EXERCISE GOAL: Find the string "growth" in the records. Copy every line it appears in.

INFORMATION SUPPLIED:
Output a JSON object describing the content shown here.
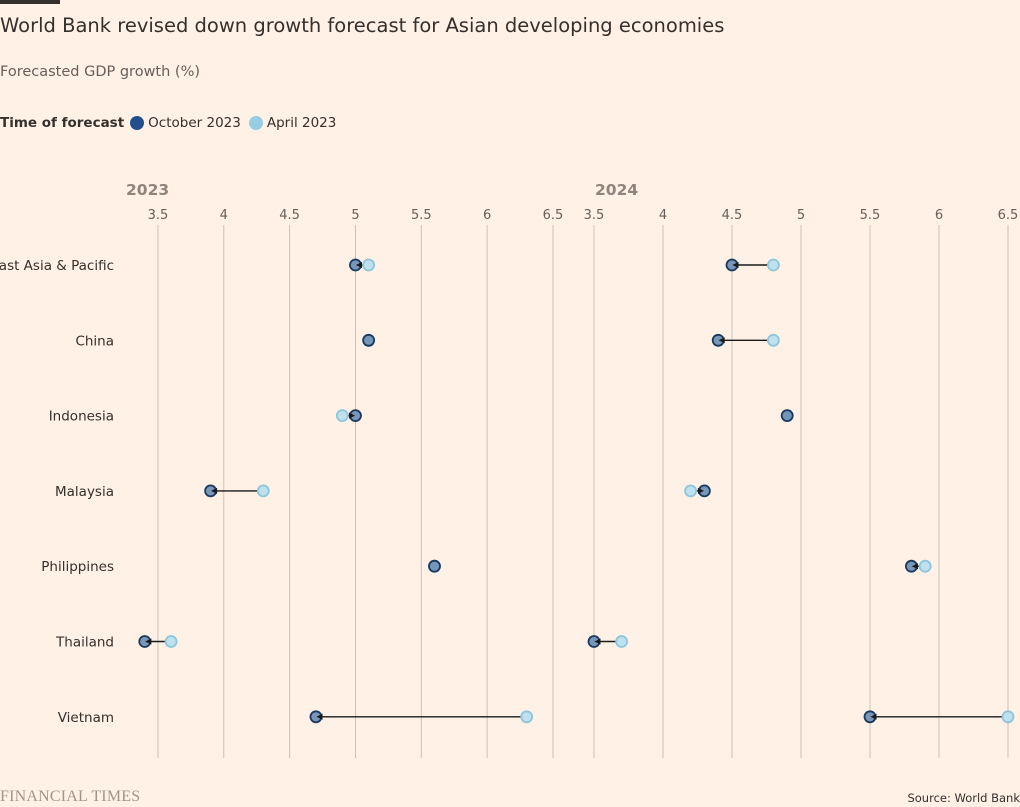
{
  "title": "World Bank revised down growth forecast for Asian developing economies",
  "subtitle": "Forecasted GDP growth (%)",
  "legend": {
    "title": "Time of forecast",
    "items": [
      {
        "label": "October 2023",
        "color": "#22508f"
      },
      {
        "label": "April 2023",
        "color": "#96cce4"
      }
    ]
  },
  "source": "Source: World Bank",
  "brand": "FINANCIAL TIMES",
  "colors": {
    "background": "#fff1e5",
    "october": "#6e8fb4",
    "october_stroke": "#1b3a5f",
    "april": "#bfe0ee",
    "april_stroke": "#8ec6dc",
    "grid": "#ccc1b7",
    "text": "#33302e"
  },
  "chart_data": {
    "type": "scatter",
    "subtype": "dumbbell",
    "categories": [
      "East Asia & Pacific",
      "China",
      "Indonesia",
      "Malaysia",
      "Philippines",
      "Thailand",
      "Vietnam"
    ],
    "panels": [
      {
        "title": "2023",
        "xlim": [
          3.25,
          6.5
        ],
        "ticks": [
          3.5,
          4,
          4.5,
          5,
          5.5,
          6,
          6.5
        ],
        "tick_labels": [
          "3.5",
          "4",
          "4.5",
          "5",
          "5.5",
          "6",
          "6.5"
        ],
        "series": [
          {
            "name": "October 2023",
            "values": [
              5.0,
              5.1,
              5.0,
              3.9,
              5.6,
              3.4,
              4.7
            ]
          },
          {
            "name": "April 2023",
            "values": [
              5.1,
              5.1,
              4.9,
              4.3,
              5.6,
              3.6,
              6.3
            ]
          }
        ]
      },
      {
        "title": "2024",
        "xlim": [
          3.5,
          6.5
        ],
        "ticks": [
          3.5,
          4,
          4.5,
          5,
          5.5,
          6,
          6.5
        ],
        "tick_labels": [
          "3.5",
          "4",
          "4.5",
          "5",
          "5.5",
          "6",
          "6.5"
        ],
        "series": [
          {
            "name": "October 2023",
            "values": [
              4.5,
              4.4,
              4.9,
              4.3,
              5.8,
              3.5,
              5.5
            ]
          },
          {
            "name": "April 2023",
            "values": [
              4.8,
              4.8,
              4.9,
              4.2,
              5.9,
              3.7,
              6.5
            ]
          }
        ]
      }
    ]
  }
}
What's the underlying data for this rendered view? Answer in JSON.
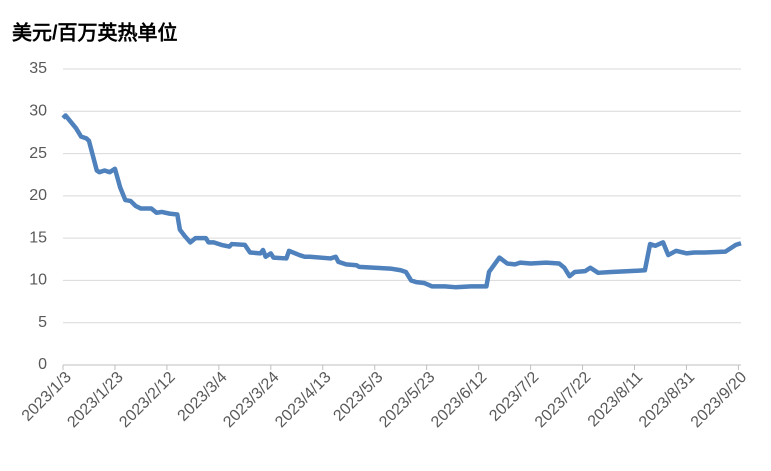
{
  "chart_data": {
    "type": "line",
    "title": "美元/百万英热单位",
    "x": [
      0,
      1,
      5,
      7,
      9,
      10,
      13,
      14,
      16,
      18,
      20,
      22,
      24,
      26,
      28,
      30,
      34,
      36,
      38,
      41,
      44,
      45,
      47,
      49,
      51,
      55,
      56,
      58,
      61,
      64,
      65,
      70,
      72,
      76,
      77,
      78,
      80,
      81,
      86,
      87,
      91,
      93,
      95,
      103,
      105,
      106,
      109,
      113,
      114,
      120,
      126,
      130,
      132,
      134,
      136,
      139,
      142,
      147,
      151,
      157,
      163,
      164,
      168,
      171,
      174,
      176,
      180,
      186,
      191,
      193,
      195,
      197,
      201,
      203,
      206,
      211,
      218,
      224,
      226,
      228,
      231,
      233,
      236,
      240,
      243,
      247,
      255,
      259,
      261
    ],
    "series": [
      {
        "name": null,
        "color": "#4f81bd",
        "values": [
          29.2,
          29.5,
          28,
          27,
          26.8,
          26.5,
          23,
          22.8,
          23,
          22.8,
          23.2,
          21,
          19.5,
          19.4,
          18.8,
          18.5,
          18.5,
          18,
          18.1,
          17.9,
          17.8,
          16,
          15.2,
          14.5,
          15,
          15,
          14.5,
          14.5,
          14.2,
          14,
          14.3,
          14.2,
          13.3,
          13.2,
          13.6,
          12.8,
          13.2,
          12.7,
          12.6,
          13.5,
          13,
          12.8,
          12.8,
          12.6,
          12.8,
          12.2,
          11.9,
          11.8,
          11.6,
          11.5,
          11.4,
          11.2,
          11,
          10,
          9.8,
          9.7,
          9.3,
          9.3,
          9.2,
          9.3,
          9.3,
          11,
          12.7,
          12,
          11.9,
          12.1,
          12,
          12.1,
          12,
          11.5,
          10.5,
          11,
          11.1,
          11.5,
          10.9,
          11,
          11.1,
          11.2,
          14.3,
          14.1,
          14.5,
          13,
          13.5,
          13.2,
          13.3,
          13.3,
          13.4,
          14.2,
          14.4
        ]
      }
    ],
    "xlim": [
      0,
      261
    ],
    "xticks": [
      {
        "value": 0,
        "label": "2023/1/3"
      },
      {
        "value": 20,
        "label": "2023/1/23"
      },
      {
        "value": 40,
        "label": "2023/2/12"
      },
      {
        "value": 60,
        "label": "2023/3/4"
      },
      {
        "value": 80,
        "label": "2023/3/24"
      },
      {
        "value": 100,
        "label": "2023/4/13"
      },
      {
        "value": 120,
        "label": "2023/5/3"
      },
      {
        "value": 140,
        "label": "2023/5/23"
      },
      {
        "value": 160,
        "label": "2023/6/12"
      },
      {
        "value": 180,
        "label": "2023/7/2"
      },
      {
        "value": 200,
        "label": "2023/7/22"
      },
      {
        "value": 220,
        "label": "2023/8/11"
      },
      {
        "value": 240,
        "label": "2023/8/31"
      },
      {
        "value": 260,
        "label": "2023/9/20"
      }
    ],
    "ylim": [
      0,
      35
    ],
    "yticks": [
      0,
      5,
      10,
      15,
      20,
      25,
      30,
      35
    ],
    "grid": true
  }
}
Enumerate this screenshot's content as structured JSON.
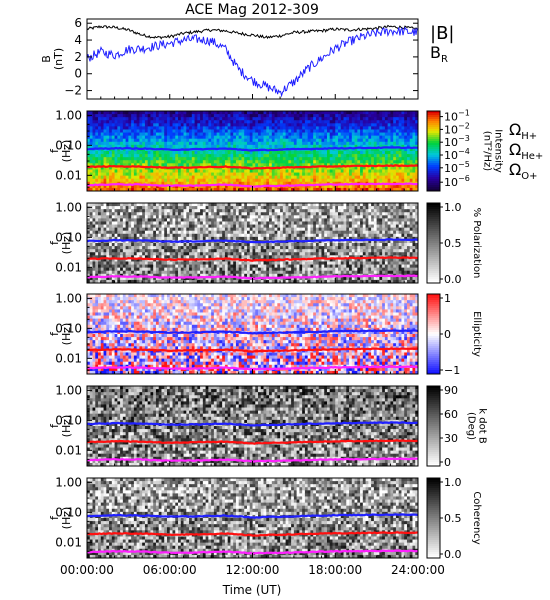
{
  "chart_data": {
    "title": "ACE Mag 2012-309",
    "xlabel": "Time (UT)",
    "x_ticks": [
      "00:00:00",
      "06:00:00",
      "12:00:00",
      "18:00:00",
      "24:00:00"
    ],
    "x_range_hours": [
      0,
      24
    ],
    "panels": [
      {
        "type": "line",
        "ylabel_lines": [
          "B",
          "(nT)"
        ],
        "ylim": [
          -3,
          6.5
        ],
        "y_ticks": [
          -2,
          0,
          2,
          4,
          6
        ],
        "legend": [
          {
            "label": "|B|",
            "color": "#000000"
          },
          {
            "label": "B",
            "sub": "R",
            "color": "#2020ff"
          }
        ],
        "series": [
          {
            "name": "|B|",
            "color": "#000000",
            "x": [
              0,
              1,
              2,
              3,
              4,
              5,
              6,
              7,
              8,
              9,
              10,
              11,
              12,
              13,
              14,
              15,
              16,
              17,
              18,
              19,
              20,
              21,
              22,
              23,
              24
            ],
            "y": [
              5.3,
              5.6,
              5.5,
              5.2,
              4.6,
              4.3,
              4.4,
              4.8,
              5.0,
              5.2,
              5.1,
              4.8,
              4.6,
              4.3,
              4.5,
              4.9,
              5.0,
              5.1,
              5.3,
              5.2,
              5.3,
              5.4,
              5.6,
              5.5,
              5.3
            ]
          },
          {
            "name": "B_R",
            "color": "#2020ff",
            "x": [
              0,
              1,
              2,
              3,
              4,
              5,
              6,
              7,
              8,
              9,
              10,
              11,
              12,
              13,
              14,
              15,
              16,
              17,
              18,
              19,
              20,
              21,
              22,
              23,
              24
            ],
            "y": [
              1.8,
              2.6,
              2.2,
              2.9,
              3.0,
              3.3,
              3.6,
              4.0,
              4.1,
              3.9,
              3.0,
              0.5,
              -0.8,
              -1.5,
              -2.2,
              -1.0,
              0.6,
              1.8,
              3.0,
              3.8,
              4.4,
              4.8,
              5.1,
              5.0,
              4.9
            ]
          }
        ]
      },
      {
        "type": "heatmap",
        "colormap": "rainbow",
        "ylabel_lines": [
          "f",
          "(Hz)"
        ],
        "y_ticks": [
          "1.00",
          "0.10",
          "0.01"
        ],
        "ylim_hz": [
          0.003,
          1.4
        ],
        "colorbar_label_lines": [
          "Intensity",
          "(nT²/Hz)"
        ],
        "colorbar_ticks": [
          {
            "base": "10",
            "exp": "−1",
            "pos": 0.07
          },
          {
            "base": "10",
            "exp": "−2",
            "pos": 0.23
          },
          {
            "base": "10",
            "exp": "−3",
            "pos": 0.39
          },
          {
            "base": "10",
            "exp": "−4",
            "pos": 0.55
          },
          {
            "base": "10",
            "exp": "−5",
            "pos": 0.71
          },
          {
            "base": "10",
            "exp": "−6",
            "pos": 0.89
          }
        ],
        "gyro_legend": [
          {
            "symbol": "Ω",
            "sub": "H+",
            "color": "#2020ff"
          },
          {
            "symbol": "Ω",
            "sub": "He+",
            "color": "#ff1010"
          },
          {
            "symbol": "Ω",
            "sub": "O+",
            "color": "#ff20ff"
          }
        ]
      },
      {
        "type": "heatmap",
        "colormap": "gray",
        "ylabel_lines": [
          "f",
          "(Hz)"
        ],
        "y_ticks": [
          "1.00",
          "0.10",
          "0.01"
        ],
        "colorbar_label_lines": [
          "% Polarization"
        ],
        "colorbar_ticks": [
          {
            "base": "1.0",
            "pos": 0.05
          },
          {
            "base": "0.5",
            "pos": 0.5
          },
          {
            "base": "0.0",
            "pos": 0.95
          }
        ]
      },
      {
        "type": "heatmap",
        "colormap": "bluewhitered",
        "ylabel_lines": [
          "f",
          "(Hz)"
        ],
        "y_ticks": [
          "1.00",
          "0.10",
          "0.01"
        ],
        "colorbar_label_lines": [
          "Ellipticity"
        ],
        "colorbar_ticks": [
          {
            "base": "1",
            "pos": 0.05
          },
          {
            "base": "0",
            "pos": 0.5
          },
          {
            "base": "−1",
            "pos": 0.95
          }
        ]
      },
      {
        "type": "heatmap",
        "colormap": "gray",
        "ylabel_lines": [
          "f",
          "(Hz)"
        ],
        "y_ticks": [
          "1.00",
          "0.10",
          "0.01"
        ],
        "colorbar_label_lines": [
          "k dot B",
          "(Deg)"
        ],
        "colorbar_ticks": [
          {
            "base": "90",
            "pos": 0.05
          },
          {
            "base": "60",
            "pos": 0.35
          },
          {
            "base": "30",
            "pos": 0.65
          },
          {
            "base": "0",
            "pos": 0.95
          }
        ]
      },
      {
        "type": "heatmap",
        "colormap": "gray",
        "ylabel_lines": [
          "f",
          "(Hz)"
        ],
        "y_ticks": [
          "1.00",
          "0.10",
          "0.01"
        ],
        "colorbar_label_lines": [
          "Coherency"
        ],
        "colorbar_ticks": [
          {
            "base": "1.0",
            "pos": 0.05
          },
          {
            "base": "0.5",
            "pos": 0.5
          },
          {
            "base": "0.0",
            "pos": 0.95
          }
        ]
      }
    ],
    "gyrofrequency_lines": [
      {
        "name": "ΩH+",
        "color": "#2020ff",
        "x": [
          0,
          2,
          4,
          6,
          8,
          10,
          12,
          14,
          16,
          18,
          20,
          22,
          24
        ],
        "y_hz": [
          0.075,
          0.08,
          0.078,
          0.072,
          0.074,
          0.078,
          0.068,
          0.072,
          0.076,
          0.08,
          0.082,
          0.084,
          0.083
        ]
      },
      {
        "name": "ΩHe+",
        "color": "#ff1010",
        "x": [
          0,
          2,
          4,
          6,
          8,
          10,
          12,
          14,
          16,
          18,
          20,
          22,
          24
        ],
        "y_hz": [
          0.019,
          0.02,
          0.0195,
          0.018,
          0.0185,
          0.0195,
          0.017,
          0.018,
          0.019,
          0.02,
          0.0205,
          0.021,
          0.021
        ]
      },
      {
        "name": "ΩO+",
        "color": "#ff20ff",
        "x": [
          0,
          2,
          4,
          6,
          8,
          10,
          12,
          14,
          16,
          18,
          20,
          22,
          24
        ],
        "y_hz": [
          0.0047,
          0.005,
          0.0049,
          0.0045,
          0.0046,
          0.0049,
          0.0043,
          0.0045,
          0.0047,
          0.005,
          0.0051,
          0.0052,
          0.0052
        ]
      }
    ]
  }
}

EXERCISE RESULT:
  "title": "World Bank revised down growth forecast for Asian developing economies",
  "subtitle": "Forecasted GDP growth (%)",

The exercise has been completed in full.